### Work instructions
Without skipping anything, write out each record below exactly.

### Data for this task

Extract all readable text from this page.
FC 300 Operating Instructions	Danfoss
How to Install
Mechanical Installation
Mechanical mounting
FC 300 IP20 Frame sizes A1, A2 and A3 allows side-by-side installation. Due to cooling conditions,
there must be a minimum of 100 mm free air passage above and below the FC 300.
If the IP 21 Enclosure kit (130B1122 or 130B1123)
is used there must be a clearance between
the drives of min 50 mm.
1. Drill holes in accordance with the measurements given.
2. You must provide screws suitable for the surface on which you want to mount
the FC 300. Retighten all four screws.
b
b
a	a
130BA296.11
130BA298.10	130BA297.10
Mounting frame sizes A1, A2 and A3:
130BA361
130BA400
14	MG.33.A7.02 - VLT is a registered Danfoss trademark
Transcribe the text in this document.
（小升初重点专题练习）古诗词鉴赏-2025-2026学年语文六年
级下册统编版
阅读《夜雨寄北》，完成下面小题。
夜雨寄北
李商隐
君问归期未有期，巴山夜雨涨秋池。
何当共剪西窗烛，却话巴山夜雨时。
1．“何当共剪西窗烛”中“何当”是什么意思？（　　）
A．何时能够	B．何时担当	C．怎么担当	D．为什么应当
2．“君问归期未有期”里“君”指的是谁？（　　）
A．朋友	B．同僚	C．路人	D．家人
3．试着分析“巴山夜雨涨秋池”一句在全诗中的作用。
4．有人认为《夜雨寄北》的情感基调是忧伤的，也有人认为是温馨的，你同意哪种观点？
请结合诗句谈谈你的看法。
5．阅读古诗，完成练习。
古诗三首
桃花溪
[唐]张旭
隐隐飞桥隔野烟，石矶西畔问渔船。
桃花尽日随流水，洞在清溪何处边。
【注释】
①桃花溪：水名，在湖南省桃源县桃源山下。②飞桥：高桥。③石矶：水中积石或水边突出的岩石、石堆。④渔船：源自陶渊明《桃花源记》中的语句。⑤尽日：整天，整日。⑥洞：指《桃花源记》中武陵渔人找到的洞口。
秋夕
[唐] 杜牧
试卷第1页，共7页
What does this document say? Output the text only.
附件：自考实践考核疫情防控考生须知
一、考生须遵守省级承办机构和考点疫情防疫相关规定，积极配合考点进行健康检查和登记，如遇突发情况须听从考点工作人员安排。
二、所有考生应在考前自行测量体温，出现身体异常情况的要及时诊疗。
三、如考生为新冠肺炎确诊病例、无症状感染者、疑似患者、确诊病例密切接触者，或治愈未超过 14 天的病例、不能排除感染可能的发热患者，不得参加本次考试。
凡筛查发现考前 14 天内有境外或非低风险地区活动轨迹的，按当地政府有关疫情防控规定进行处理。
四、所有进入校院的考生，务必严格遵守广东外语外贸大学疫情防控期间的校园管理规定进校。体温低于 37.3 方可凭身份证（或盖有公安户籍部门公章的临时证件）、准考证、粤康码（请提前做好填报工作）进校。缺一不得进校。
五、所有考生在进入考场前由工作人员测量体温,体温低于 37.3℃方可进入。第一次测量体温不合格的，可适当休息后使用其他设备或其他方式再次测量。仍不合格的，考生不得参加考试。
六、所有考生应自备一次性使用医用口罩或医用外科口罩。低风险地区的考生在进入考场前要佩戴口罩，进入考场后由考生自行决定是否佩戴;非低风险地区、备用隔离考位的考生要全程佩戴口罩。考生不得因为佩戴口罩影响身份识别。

### Response to this task
Extract all readable text from this page.
FC 300 Operating Instructions	Danfoss
How to Install
Mechanical Installation
Mechanical mounting
FC 300 IP20 Frame sizes A1, A2 and A3 allows side-by-side installation. Due to cooling conditions,
there must be a minimum of 100 mm free air passage above and below the FC 300.
If the IP 21 Enclosure kit (130B1122 or 130B1123)
is used there must be a clearance between
the drives of min 50 mm.
1. Drill holes in accordance with the measurements given.
2. You must provide screws suitable for the surface on which you want to mount
the FC 300. Retighten all four screws.
b
b
a	a
130BA296.11
130BA298.10	130BA297.10
Mounting frame sizes A1, A2 and A3:
130BA361
130BA400
14	MG.33.A7.02 - VLT is a registered Danfoss trademark
Transcribe the text in this document.
（小升初重点专题练习）古诗词鉴赏-2025-2026学年语文六年
级下册统编版
阅读《夜雨寄北》，完成下面小题。
夜雨寄北
李商隐
君问归期未有期，巴山夜雨涨秋池。
何当共剪西窗烛，却话巴山夜雨时。
1．“何当共剪西窗烛”中“何当”是什么意思？（　　）
A．何时能够	B．何时担当	C．怎么担当	D．为什么应当
2．“君问归期未有期”里“君”指的是谁？（　　）
A．朋友	B．同僚	C．路人	D．家人
3．试着分析“巴山夜雨涨秋池”一句在全诗中的作用。
4．有人认为《夜雨寄北》的情感基调是忧伤的，也有人认为是温馨的，你同意哪种观点？
请结合诗句谈谈你的看法。
5．阅读古诗，完成练习。
古诗三首
桃花溪
[唐]张旭
隐隐飞桥隔野烟，石矶西畔问渔船。
桃花尽日随流水，洞在清溪何处边。
【注释】
①桃花溪：水名，在湖南省桃源县桃源山下。②飞桥：高桥。③石矶：水中积石或水边突出的岩石、石堆。④渔船：源自陶渊明《桃花源记》中的语句。⑤尽日：整天，整日。⑥洞：指《桃花源记》中武陵渔人找到的洞口。
秋夕
[唐] 杜牧
试卷第1页，共7页
What does this document say? Output the text only.
附件：自考实践考核疫情防控考生须知
一、考生须遵守省级承办机构和考点疫情防疫相关规定，积极配合考点进行健康检查和登记，如遇突发情况须听从考点工作人员安排。
二、所有考生应在考前自行测量体温，出现身体异常情况的要及时诊疗。
三、如考生为新冠肺炎确诊病例、无症状感染者、疑似患者、确诊病例密切接触者，或治愈未超过 14 天的病例、不能排除感染可能的发热患者，不得参加本次考试。
凡筛查发现考前 14 天内有境外或非低风险地区活动轨迹的，按当地政府有关疫情防控规定进行处理。
四、所有进入校院的考生，务必严格遵守广东外语外贸大学疫情防控期间的校园管理规定进校。体温低于 37.3 方可凭身份证（或盖有公安户籍部门公章的临时证件）、准考证、粤康码（请提前做好填报工作）进校。缺一不得进校。
五、所有考生在进入考场前由工作人员测量体温,体温低于 37.3℃方可进入。第一次测量体温不合格的，可适当休息后使用其他设备或其他方式再次测量。仍不合格的，考生不得参加考试。
六、所有考生应自备一次性使用医用口罩或医用外科口罩。低风险地区的考生在进入考场前要佩戴口罩，进入考场后由考生自行决定是否佩戴;非低风险地区、备用隔离考位的考生要全程佩戴口罩。考生不得因为佩戴口罩影响身份识别。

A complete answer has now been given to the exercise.